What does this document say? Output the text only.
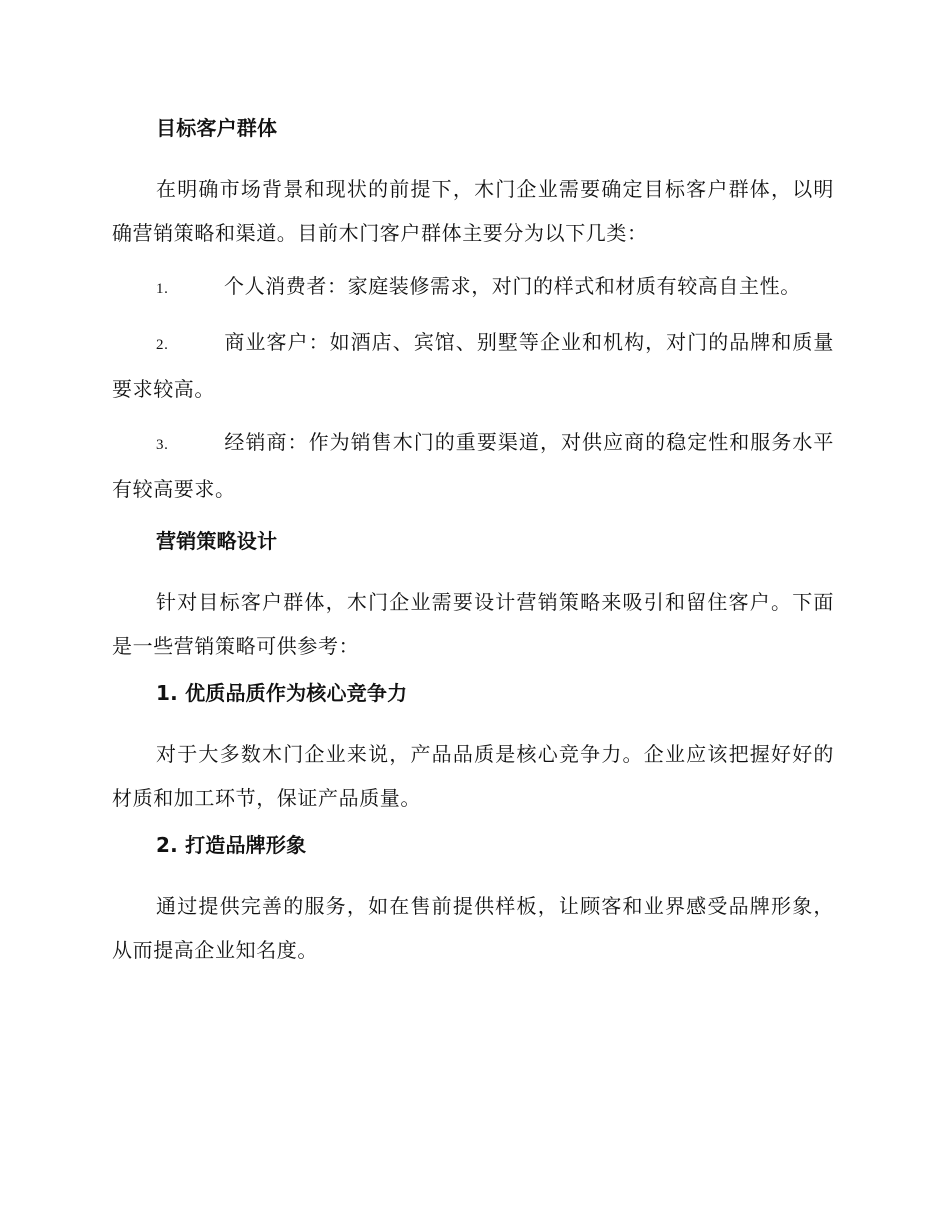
目标客户群体

在明确市场背景和现状的前提下，木门企业需要确定目标客户群体，以明确营销策略和渠道。目前木门客户群体主要分为以下几类：

1.	个人消费者：家庭装修需求，对门的样式和材质有较高自主性。

2.	商业客户：如酒店、宾馆、别墅等企业和机构，对门的品牌和质量要求较高。

3.	经销商：作为销售木门的重要渠道，对供应商的稳定性和服务水平有较高要求。

营销策略设计

针对目标客户群体，木门企业需要设计营销策略来吸引和留住客户。下面是一些营销策略可供参考：

1. 优质品质作为核心竞争力

对于大多数木门企业来说，产品品质是核心竞争力。企业应该把握好好的材质和加工环节，保证产品质量。

2. 打造品牌形象

通过提供完善的服务，如在售前提供样板，让顾客和业界感受品牌形象，从而提高企业知名度。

━━━━━━━━

What comes back should match the records exactly, minus any pictures.

> _Solution for this problem_:
What does this document say? Output the text only.
目标客户群体

在明确市场背景和现状的前提下，木门企业需要确定目标客户群体，以明确营销策略和渠道。目前木门客户群体主要分为以下几类：

1.	个人消费者：家庭装修需求，对门的样式和材质有较高自主性。

2.	商业客户：如酒店、宾馆、别墅等企业和机构，对门的品牌和质量要求较高。

3.	经销商：作为销售木门的重要渠道，对供应商的稳定性和服务水平有较高要求。

营销策略设计

针对目标客户群体，木门企业需要设计营销策略来吸引和留住客户。下面是一些营销策略可供参考：

1. 优质品质作为核心竞争力

对于大多数木门企业来说，产品品质是核心竞争力。企业应该把握好好的材质和加工环节，保证产品质量。

2. 打造品牌形象

通过提供完善的服务，如在售前提供样板，让顾客和业界感受品牌形象，从而提高企业知名度。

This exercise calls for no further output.